» RECORDS FOR PROCESSING
________________________

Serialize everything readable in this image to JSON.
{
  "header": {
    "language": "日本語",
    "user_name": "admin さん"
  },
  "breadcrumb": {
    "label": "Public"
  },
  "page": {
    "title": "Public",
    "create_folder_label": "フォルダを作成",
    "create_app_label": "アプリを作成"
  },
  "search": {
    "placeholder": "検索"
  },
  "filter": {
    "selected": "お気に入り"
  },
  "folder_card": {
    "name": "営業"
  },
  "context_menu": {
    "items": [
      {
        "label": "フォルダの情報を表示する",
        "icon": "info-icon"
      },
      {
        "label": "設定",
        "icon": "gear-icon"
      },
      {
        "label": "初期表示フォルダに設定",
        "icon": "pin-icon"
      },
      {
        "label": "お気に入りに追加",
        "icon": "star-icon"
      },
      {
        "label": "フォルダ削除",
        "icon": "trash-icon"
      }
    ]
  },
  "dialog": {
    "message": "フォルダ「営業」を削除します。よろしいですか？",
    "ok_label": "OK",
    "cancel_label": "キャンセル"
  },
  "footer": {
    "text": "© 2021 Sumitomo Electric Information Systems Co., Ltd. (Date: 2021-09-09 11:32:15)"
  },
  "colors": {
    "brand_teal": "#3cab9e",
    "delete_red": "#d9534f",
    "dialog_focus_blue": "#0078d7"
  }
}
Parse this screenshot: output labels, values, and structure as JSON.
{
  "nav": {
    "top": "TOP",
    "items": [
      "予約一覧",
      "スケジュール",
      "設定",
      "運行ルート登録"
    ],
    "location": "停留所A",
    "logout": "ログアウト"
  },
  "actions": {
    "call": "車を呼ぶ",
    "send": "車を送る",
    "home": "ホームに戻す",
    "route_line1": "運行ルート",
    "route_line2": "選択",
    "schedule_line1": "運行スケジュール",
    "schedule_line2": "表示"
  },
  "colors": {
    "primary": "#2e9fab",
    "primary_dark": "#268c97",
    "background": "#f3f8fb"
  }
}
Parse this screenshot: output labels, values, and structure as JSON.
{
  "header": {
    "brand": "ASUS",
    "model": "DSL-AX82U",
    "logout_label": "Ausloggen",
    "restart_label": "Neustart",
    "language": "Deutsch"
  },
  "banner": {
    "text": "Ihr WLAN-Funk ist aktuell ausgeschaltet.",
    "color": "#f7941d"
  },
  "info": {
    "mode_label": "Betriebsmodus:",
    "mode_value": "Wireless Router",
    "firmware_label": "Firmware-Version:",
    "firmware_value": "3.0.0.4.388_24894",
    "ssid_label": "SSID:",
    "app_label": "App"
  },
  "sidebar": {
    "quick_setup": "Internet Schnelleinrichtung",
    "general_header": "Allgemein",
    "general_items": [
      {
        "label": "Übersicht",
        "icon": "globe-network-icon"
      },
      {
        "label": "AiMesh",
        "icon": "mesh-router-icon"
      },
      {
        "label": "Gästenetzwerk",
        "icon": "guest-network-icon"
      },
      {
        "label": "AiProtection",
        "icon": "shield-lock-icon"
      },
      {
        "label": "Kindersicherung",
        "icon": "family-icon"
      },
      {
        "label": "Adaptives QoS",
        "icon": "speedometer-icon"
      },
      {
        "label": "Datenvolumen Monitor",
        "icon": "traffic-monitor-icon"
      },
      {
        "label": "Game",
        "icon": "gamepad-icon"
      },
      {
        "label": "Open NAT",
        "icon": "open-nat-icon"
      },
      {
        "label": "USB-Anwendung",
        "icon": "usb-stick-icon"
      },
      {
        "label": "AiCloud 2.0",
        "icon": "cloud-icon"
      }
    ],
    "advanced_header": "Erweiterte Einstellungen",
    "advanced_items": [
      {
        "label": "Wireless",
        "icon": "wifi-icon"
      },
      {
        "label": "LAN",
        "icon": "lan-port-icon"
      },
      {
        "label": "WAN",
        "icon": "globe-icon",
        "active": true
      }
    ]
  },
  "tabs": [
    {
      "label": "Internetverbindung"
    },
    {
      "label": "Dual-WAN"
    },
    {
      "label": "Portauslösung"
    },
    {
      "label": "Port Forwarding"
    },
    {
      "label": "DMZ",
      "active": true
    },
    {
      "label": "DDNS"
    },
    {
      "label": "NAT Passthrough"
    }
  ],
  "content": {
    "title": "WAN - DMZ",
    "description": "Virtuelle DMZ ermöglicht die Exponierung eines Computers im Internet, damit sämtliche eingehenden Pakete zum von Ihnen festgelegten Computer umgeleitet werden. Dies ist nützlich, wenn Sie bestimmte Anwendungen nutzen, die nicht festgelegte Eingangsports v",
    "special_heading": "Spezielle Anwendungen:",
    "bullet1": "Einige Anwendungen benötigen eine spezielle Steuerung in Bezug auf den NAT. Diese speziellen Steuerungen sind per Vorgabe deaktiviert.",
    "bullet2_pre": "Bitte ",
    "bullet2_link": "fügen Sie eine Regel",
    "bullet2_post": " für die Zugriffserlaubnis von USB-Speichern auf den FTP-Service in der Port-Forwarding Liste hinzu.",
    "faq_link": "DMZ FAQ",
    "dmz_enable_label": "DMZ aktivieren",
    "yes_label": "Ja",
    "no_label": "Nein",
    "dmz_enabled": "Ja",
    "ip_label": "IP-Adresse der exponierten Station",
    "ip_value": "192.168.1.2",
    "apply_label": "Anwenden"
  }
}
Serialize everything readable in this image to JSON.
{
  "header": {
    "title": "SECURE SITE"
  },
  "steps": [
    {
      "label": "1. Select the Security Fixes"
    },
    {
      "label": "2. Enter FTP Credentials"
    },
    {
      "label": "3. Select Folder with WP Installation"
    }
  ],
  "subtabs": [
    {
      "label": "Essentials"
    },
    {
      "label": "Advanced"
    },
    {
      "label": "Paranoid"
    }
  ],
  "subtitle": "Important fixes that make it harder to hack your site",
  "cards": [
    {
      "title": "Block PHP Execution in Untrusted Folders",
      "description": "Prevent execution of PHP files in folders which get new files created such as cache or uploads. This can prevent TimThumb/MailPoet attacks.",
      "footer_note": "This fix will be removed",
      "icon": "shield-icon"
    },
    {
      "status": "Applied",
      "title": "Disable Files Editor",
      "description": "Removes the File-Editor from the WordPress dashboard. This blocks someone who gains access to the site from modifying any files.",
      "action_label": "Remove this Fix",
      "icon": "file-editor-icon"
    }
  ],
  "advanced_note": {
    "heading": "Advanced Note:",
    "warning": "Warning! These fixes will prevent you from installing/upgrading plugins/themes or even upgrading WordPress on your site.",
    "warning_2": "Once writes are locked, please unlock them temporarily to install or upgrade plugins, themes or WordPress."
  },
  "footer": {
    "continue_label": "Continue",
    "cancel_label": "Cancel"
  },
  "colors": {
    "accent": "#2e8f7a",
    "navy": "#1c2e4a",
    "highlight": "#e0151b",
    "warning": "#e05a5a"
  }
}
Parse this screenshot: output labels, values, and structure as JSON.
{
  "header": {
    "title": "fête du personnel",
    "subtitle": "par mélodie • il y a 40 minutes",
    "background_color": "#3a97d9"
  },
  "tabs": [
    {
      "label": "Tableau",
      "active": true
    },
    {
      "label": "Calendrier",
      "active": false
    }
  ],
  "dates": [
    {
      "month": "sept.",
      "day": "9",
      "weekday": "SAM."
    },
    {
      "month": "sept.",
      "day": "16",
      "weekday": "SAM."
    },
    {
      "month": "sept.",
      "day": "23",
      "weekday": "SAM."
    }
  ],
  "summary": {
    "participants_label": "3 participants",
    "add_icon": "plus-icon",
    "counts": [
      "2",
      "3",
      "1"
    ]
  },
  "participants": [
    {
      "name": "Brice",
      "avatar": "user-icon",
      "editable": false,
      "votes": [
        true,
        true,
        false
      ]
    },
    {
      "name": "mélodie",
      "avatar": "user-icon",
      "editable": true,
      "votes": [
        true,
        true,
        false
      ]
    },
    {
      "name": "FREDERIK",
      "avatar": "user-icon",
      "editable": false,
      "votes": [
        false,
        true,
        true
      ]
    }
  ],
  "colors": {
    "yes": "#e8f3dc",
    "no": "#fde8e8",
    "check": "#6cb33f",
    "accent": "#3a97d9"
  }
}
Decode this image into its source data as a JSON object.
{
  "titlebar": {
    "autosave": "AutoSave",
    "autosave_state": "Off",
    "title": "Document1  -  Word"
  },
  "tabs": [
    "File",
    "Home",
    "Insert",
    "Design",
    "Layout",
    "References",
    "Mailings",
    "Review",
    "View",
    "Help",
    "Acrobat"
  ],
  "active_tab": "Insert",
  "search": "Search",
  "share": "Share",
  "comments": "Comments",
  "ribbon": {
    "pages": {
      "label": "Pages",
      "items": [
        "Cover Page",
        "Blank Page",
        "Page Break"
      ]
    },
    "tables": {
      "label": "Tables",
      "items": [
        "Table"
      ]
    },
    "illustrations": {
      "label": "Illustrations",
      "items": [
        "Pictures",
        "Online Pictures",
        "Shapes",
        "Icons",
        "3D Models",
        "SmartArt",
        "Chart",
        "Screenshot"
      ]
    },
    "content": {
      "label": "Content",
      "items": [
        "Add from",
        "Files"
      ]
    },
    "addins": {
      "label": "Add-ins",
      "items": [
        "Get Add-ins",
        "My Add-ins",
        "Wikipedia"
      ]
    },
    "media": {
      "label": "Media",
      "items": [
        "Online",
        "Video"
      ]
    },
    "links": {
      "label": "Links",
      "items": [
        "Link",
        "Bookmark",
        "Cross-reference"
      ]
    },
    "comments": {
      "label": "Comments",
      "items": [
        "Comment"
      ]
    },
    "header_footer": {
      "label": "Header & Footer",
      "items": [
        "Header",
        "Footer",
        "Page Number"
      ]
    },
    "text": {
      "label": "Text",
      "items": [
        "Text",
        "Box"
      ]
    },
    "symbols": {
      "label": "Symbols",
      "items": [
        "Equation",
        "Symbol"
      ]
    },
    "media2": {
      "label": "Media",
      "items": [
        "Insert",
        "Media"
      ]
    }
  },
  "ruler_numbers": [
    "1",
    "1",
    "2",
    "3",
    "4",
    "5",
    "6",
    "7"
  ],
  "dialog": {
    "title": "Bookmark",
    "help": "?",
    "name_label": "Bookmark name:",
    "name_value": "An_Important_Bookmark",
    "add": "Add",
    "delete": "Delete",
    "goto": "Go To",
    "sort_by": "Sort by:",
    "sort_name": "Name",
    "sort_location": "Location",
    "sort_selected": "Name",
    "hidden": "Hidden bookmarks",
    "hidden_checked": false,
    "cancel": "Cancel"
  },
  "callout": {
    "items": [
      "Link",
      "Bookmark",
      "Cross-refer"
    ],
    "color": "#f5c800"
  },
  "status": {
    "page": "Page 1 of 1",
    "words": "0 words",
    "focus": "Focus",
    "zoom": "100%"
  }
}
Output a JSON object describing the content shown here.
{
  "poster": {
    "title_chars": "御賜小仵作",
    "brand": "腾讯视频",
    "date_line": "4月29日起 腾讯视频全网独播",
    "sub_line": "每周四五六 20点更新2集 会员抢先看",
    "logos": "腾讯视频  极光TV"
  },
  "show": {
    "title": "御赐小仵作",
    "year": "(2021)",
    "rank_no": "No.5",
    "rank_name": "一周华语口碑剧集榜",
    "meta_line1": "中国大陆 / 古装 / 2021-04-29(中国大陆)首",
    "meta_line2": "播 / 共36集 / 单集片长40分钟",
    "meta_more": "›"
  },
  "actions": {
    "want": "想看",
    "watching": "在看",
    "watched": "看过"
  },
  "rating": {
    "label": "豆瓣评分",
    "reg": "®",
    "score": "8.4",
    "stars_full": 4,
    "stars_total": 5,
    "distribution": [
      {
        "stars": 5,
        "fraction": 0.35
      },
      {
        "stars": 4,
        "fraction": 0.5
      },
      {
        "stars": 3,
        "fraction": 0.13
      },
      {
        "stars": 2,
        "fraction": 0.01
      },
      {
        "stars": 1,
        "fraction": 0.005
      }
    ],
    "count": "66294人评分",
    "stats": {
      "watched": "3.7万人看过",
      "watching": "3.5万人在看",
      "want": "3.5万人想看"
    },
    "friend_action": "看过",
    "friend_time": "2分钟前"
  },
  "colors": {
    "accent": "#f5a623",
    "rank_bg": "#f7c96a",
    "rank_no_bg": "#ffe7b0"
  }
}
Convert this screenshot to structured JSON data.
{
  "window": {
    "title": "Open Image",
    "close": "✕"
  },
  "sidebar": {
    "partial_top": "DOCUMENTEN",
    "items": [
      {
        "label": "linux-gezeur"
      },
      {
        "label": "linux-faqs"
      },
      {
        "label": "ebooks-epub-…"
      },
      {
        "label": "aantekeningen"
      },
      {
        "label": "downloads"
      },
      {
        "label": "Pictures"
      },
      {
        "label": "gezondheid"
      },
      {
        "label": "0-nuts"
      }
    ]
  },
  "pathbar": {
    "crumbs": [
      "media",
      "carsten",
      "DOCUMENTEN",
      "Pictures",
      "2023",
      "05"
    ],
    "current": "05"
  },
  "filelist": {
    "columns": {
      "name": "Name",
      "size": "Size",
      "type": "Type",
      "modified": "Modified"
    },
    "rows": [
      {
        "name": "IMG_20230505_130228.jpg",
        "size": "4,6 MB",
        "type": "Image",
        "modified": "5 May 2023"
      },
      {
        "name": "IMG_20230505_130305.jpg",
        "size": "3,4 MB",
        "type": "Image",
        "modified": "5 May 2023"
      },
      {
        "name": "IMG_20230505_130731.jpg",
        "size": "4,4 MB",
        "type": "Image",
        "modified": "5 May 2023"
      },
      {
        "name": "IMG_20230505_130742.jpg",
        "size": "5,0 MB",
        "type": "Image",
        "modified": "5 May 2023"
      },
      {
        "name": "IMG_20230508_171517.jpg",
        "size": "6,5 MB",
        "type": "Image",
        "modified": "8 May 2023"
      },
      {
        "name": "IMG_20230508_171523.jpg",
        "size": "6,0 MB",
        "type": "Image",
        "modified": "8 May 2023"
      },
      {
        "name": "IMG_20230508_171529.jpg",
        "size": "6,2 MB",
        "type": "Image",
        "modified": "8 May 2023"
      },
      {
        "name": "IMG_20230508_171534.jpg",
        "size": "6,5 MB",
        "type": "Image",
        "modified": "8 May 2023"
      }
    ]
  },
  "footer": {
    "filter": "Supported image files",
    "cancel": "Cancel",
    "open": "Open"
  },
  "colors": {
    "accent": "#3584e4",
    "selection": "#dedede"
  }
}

________________________

» PROBLEM TO WORK ON
Find the lines above holding the word "network" and show them.

» EXERCISE SOLUTION
        "icon": "globe-network-icon"
        "icon": "guest-network-icon"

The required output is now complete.